----- Records for this task -----

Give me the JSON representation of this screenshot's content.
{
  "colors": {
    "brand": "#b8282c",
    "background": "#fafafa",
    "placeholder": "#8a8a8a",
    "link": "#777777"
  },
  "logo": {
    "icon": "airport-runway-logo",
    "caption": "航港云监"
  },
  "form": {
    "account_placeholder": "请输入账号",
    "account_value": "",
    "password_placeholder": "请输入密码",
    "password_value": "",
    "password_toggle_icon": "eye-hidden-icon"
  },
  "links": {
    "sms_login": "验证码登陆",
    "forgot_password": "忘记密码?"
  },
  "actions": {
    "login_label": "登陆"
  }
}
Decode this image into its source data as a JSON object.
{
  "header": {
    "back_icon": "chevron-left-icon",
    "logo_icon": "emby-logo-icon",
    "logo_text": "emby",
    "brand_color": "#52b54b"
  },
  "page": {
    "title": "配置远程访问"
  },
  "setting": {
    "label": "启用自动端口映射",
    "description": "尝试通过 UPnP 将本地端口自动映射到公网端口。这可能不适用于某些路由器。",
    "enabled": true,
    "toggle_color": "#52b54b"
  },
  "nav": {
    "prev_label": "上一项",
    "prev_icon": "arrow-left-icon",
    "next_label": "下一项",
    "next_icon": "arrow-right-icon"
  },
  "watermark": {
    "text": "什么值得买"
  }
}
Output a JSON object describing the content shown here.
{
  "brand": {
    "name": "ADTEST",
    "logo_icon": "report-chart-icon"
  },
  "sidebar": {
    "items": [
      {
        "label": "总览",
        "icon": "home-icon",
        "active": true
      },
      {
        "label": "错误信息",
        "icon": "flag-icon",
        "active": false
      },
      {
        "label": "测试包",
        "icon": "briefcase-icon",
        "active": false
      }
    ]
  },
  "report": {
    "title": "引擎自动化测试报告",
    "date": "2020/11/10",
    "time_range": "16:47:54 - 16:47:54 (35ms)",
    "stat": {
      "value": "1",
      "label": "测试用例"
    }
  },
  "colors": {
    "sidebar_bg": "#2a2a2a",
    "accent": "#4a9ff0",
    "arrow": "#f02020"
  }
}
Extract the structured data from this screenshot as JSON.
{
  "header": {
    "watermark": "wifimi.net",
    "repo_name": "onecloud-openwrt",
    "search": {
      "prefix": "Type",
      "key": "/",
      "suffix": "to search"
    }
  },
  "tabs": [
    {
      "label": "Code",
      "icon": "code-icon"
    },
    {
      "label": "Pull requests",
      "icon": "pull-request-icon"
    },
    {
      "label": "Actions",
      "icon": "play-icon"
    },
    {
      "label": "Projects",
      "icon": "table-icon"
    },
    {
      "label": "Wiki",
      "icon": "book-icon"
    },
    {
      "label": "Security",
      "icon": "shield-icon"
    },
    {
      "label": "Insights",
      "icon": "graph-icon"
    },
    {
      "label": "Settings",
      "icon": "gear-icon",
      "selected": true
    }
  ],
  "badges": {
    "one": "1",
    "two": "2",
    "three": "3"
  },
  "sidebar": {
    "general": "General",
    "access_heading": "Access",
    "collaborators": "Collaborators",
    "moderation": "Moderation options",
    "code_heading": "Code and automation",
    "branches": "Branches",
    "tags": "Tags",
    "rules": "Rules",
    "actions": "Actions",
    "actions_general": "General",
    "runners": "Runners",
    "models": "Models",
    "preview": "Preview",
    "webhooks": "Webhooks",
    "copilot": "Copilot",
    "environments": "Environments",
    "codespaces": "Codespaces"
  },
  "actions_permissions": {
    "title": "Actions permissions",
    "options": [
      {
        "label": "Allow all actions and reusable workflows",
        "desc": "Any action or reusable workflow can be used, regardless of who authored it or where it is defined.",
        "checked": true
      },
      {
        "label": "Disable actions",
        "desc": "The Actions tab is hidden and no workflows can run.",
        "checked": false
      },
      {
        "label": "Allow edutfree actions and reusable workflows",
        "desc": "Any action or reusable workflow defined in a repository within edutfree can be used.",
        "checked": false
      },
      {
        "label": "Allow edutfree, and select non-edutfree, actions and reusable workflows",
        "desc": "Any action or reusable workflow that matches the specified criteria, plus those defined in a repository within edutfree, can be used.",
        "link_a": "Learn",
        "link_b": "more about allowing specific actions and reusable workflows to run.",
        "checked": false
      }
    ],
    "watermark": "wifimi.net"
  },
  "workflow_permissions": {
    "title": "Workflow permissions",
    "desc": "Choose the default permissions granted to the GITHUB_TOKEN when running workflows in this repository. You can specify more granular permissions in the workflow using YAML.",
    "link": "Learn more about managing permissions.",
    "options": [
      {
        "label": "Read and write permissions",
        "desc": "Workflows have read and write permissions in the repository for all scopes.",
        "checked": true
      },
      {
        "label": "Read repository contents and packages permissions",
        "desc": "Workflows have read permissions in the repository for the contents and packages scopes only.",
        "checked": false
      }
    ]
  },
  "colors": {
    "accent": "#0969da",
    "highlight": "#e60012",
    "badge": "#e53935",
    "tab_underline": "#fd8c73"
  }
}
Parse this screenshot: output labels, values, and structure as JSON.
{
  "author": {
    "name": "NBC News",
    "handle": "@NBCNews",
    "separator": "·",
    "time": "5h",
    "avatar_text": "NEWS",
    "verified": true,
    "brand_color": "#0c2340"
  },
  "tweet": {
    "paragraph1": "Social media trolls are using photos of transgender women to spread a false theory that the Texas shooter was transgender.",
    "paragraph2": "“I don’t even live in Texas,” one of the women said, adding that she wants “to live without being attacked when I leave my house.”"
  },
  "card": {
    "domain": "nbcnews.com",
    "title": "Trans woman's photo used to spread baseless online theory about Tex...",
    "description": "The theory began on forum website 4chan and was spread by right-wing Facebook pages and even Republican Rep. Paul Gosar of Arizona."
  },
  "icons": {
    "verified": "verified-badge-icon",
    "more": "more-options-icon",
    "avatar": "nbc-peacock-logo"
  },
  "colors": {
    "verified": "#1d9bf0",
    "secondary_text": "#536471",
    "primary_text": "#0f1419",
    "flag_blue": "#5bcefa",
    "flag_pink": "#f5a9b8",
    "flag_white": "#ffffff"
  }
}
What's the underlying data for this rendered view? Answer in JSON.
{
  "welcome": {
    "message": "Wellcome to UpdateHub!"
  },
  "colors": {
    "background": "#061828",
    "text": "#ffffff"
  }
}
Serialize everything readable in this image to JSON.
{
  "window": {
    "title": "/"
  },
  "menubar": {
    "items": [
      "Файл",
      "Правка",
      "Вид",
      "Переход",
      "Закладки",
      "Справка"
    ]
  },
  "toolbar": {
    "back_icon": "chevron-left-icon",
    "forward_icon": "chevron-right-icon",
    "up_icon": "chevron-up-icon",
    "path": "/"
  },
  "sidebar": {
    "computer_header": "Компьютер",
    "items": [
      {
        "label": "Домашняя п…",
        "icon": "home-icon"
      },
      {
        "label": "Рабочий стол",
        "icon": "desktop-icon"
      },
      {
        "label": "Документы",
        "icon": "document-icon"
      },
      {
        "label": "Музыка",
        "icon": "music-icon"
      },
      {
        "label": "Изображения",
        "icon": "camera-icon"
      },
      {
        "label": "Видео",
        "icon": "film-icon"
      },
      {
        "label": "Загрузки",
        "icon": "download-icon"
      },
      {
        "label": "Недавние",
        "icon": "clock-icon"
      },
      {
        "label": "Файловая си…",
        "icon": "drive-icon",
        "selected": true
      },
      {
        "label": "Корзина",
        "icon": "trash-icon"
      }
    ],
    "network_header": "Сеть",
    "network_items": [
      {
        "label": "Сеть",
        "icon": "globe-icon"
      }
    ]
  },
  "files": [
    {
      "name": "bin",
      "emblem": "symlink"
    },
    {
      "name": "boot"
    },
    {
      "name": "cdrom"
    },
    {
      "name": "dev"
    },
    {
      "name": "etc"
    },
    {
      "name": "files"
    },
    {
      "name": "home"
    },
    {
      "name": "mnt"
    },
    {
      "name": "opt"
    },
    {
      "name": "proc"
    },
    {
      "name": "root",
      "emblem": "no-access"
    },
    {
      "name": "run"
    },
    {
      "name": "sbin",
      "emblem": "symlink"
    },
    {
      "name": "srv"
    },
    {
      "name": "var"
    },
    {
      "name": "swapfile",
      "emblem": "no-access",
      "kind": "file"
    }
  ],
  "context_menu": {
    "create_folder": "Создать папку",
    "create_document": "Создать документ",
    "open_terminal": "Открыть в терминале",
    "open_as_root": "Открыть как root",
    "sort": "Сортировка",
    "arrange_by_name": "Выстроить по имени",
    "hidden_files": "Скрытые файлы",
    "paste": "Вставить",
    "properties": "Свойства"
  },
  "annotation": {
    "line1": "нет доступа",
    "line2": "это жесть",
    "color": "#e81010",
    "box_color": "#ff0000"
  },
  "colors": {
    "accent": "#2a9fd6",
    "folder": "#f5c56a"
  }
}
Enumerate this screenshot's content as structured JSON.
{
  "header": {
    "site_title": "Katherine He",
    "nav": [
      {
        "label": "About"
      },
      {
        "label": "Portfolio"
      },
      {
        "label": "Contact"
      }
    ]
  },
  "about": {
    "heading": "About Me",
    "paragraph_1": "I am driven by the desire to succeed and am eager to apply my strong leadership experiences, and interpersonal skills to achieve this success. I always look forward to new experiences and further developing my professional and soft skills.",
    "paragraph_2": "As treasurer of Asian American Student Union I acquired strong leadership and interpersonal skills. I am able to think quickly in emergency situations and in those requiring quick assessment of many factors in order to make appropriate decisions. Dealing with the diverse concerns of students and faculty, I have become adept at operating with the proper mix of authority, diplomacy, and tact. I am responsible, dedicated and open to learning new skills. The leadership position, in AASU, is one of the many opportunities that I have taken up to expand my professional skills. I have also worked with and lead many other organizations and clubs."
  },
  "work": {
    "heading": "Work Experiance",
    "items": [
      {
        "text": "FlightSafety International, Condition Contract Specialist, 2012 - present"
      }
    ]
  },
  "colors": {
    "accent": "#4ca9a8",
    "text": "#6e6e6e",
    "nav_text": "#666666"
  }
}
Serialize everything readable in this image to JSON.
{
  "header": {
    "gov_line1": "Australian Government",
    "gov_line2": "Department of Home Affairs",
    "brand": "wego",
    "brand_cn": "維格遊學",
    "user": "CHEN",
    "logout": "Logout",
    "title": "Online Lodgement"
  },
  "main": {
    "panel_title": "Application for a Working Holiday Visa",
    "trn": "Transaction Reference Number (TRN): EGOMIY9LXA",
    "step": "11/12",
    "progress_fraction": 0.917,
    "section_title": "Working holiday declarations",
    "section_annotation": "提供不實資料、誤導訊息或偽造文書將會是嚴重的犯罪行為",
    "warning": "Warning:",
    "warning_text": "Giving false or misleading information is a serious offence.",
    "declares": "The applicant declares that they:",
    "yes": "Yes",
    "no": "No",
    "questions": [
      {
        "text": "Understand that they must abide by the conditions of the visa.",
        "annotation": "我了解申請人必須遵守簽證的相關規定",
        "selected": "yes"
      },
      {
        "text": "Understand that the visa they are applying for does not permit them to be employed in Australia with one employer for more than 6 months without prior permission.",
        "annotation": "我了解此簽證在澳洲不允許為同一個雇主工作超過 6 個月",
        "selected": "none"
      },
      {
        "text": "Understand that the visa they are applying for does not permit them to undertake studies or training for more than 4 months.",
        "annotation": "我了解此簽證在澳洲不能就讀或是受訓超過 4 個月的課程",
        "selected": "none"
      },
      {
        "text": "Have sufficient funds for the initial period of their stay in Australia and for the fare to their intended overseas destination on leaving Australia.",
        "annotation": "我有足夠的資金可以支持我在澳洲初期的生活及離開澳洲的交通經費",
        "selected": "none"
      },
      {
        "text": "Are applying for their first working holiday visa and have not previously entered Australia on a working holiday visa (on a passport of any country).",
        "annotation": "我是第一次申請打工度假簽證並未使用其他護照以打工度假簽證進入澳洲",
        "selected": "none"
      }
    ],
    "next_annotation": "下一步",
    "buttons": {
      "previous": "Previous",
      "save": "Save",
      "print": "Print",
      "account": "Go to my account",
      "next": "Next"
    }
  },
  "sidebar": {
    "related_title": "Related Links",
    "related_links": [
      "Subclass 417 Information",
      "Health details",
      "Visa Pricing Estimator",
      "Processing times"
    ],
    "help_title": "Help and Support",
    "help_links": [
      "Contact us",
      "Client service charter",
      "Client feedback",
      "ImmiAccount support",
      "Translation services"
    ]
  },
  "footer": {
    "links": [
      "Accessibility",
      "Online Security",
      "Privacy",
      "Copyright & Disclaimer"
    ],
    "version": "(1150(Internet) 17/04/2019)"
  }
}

-----

Look over the listing above. Pick out and copy every line that includes "even".

### Final result
    "paragraph2": "“I don’t even live in Texas,” one of the women said, adding that she wants “to live without being attacked when I leave my house.”"
    "description": "The theory began on forum website 4chan and was spread by right-wing Facebook pages and even Republican Rep. Paul Gosar of Arizona."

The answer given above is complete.